**TASK TO COMPLETE**
Copy every line of the items below without changing anything.

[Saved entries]
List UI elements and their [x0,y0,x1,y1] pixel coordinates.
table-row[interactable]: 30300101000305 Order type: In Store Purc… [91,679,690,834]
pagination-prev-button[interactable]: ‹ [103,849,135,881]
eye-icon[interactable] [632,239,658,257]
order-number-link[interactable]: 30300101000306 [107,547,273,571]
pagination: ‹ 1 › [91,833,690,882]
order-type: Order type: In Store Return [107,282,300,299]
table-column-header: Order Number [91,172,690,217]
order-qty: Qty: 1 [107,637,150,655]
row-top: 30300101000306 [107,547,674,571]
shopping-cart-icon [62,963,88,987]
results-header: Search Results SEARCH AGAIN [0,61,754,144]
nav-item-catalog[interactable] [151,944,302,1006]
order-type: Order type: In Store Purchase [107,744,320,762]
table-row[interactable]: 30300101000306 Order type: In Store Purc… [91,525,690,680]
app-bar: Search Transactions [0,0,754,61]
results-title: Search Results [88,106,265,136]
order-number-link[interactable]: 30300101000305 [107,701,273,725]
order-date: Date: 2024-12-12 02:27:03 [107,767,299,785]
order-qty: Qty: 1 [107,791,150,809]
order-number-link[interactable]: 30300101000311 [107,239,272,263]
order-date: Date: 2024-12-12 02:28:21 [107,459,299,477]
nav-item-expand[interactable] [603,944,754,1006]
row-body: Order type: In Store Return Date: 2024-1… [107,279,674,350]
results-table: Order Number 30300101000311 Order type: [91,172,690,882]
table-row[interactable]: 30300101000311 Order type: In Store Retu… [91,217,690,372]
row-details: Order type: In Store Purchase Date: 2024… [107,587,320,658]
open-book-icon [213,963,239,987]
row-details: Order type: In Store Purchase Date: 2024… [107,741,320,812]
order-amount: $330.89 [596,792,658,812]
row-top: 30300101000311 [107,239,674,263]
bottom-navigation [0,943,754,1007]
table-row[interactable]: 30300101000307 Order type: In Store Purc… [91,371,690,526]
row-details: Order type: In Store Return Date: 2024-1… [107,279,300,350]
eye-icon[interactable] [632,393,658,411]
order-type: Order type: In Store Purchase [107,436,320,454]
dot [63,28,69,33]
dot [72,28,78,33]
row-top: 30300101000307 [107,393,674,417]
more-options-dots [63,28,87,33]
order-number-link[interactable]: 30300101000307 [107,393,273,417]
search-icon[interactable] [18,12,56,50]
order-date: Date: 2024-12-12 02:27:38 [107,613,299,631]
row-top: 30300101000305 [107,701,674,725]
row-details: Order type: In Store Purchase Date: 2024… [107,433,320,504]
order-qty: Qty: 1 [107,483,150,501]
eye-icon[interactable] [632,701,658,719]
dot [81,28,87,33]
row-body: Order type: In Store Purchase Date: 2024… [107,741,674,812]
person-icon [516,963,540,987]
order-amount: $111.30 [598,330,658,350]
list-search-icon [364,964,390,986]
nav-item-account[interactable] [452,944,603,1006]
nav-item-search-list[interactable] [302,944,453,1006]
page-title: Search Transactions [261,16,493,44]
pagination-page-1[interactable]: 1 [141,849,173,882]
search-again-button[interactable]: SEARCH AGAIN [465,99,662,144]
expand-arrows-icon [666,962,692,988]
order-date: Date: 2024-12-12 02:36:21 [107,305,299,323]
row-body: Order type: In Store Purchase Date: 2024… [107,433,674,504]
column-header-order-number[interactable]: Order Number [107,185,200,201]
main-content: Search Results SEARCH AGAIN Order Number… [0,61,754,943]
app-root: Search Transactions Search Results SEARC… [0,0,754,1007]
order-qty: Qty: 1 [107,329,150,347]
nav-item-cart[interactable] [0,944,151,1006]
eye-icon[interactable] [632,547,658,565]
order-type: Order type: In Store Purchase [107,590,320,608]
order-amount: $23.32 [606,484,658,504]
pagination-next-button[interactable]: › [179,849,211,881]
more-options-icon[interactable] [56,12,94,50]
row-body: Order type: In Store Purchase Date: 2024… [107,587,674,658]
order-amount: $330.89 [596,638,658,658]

**FINAL RESULT**
List UI elements and their [x0,y0,x1,y1] pixel coordinates.
table-row[interactable]: 30300101000305 Order type: In Store Purc… [91,679,690,834]
pagination-prev-button[interactable]: ‹ [103,849,135,881]
eye-icon[interactable] [632,239,658,257]
order-number-link[interactable]: 30300101000306 [107,547,273,571]
pagination: ‹ 1 › [91,833,690,882]
order-type: Order type: In Store Return [107,282,300,299]
table-column-header: Order Number [91,172,690,217]
order-qty: Qty: 1 [107,637,150,655]
row-top: 30300101000306 [107,547,674,571]
shopping-cart-icon [62,963,88,987]
results-header: Search Results SEARCH AGAIN [0,61,754,144]
nav-item-catalog[interactable] [151,944,302,1006]
order-type: Order type: In Store Purchase [107,744,320,762]
table-row[interactable]: 30300101000306 Order type: In Store Purc… [91,525,690,680]
app-bar: Search Transactions [0,0,754,61]
results-title: Search Results [88,106,265,136]
order-number-link[interactable]: 30300101000305 [107,701,273,725]
order-date: Date: 2024-12-12 02:27:03 [107,767,299,785]
order-qty: Qty: 1 [107,791,150,809]
order-number-link[interactable]: 30300101000311 [107,239,272,263]
order-date: Date: 2024-12-12 02:28:21 [107,459,299,477]
nav-item-expand[interactable] [603,944,754,1006]
row-body: Order type: In Store Return Date: 2024-1… [107,279,674,350]
results-table: Order Number 30300101000311 Order type: [91,172,690,882]
table-row[interactable]: 30300101000311 Order type: In Store Retu… [91,217,690,372]
row-details: Order type: In Store Purchase Date: 2024… [107,587,320,658]
open-book-icon [213,963,239,987]
row-details: Order type: In Store Purchase Date: 2024… [107,741,320,812]
order-amount: $330.89 [596,792,658,812]
row-top: 30300101000311 [107,239,674,263]
bottom-navigation [0,943,754,1007]
table-row[interactable]: 30300101000307 Order type: In Store Purc… [91,371,690,526]
row-details: Order type: In Store Return Date: 2024-1… [107,279,300,350]
eye-icon[interactable] [632,393,658,411]
order-type: Order type: In Store Purchase [107,436,320,454]
dot [63,28,69,33]
dot [72,28,78,33]
row-top: 30300101000307 [107,393,674,417]
more-options-dots [63,28,87,33]
order-number-link[interactable]: 30300101000307 [107,393,273,417]
search-icon[interactable] [18,12,56,50]
order-date: Date: 2024-12-12 02:27:38 [107,613,299,631]
row-top: 30300101000305 [107,701,674,725]
row-details: Order type: In Store Purchase Date: 2024… [107,433,320,504]
order-qty: Qty: 1 [107,483,150,501]
eye-icon[interactable] [632,701,658,719]
dot [81,28,87,33]
row-body: Order type: In Store Purchase Date: 2024… [107,741,674,812]
person-icon [516,963,540,987]
order-amount: $111.30 [598,330,658,350]
list-search-icon [364,964,390,986]
nav-item-account[interactable] [452,944,603,1006]
nav-item-search-list[interactable] [302,944,453,1006]
page-title: Search Transactions [261,16,493,44]
pagination-page-1[interactable]: 1 [141,849,173,882]
search-again-button[interactable]: SEARCH AGAIN [465,99,662,144]
expand-arrows-icon [666,962,692,988]
order-date: Date: 2024-12-12 02:36:21 [107,305,299,323]
row-body: Order type: In Store Purchase Date: 2024… [107,433,674,504]
column-header-order-number[interactable]: Order Number [107,185,200,201]
main-content: Search Results SEARCH AGAIN Order Number… [0,61,754,943]
app-root: Search Transactions Search Results SEARC… [0,0,754,1007]
order-qty: Qty: 1 [107,329,150,347]
nav-item-cart[interactable] [0,944,151,1006]
eye-icon[interactable] [632,547,658,565]
order-type: Order type: In Store Purchase [107,590,320,608]
order-amount: $23.32 [606,484,658,504]
pagination-next-button[interactable]: › [179,849,211,881]
more-options-icon[interactable] [56,12,94,50]
row-body: Order type: In Store Purchase Date: 2024… [107,587,674,658]
order-amount: $330.89 [596,638,658,658]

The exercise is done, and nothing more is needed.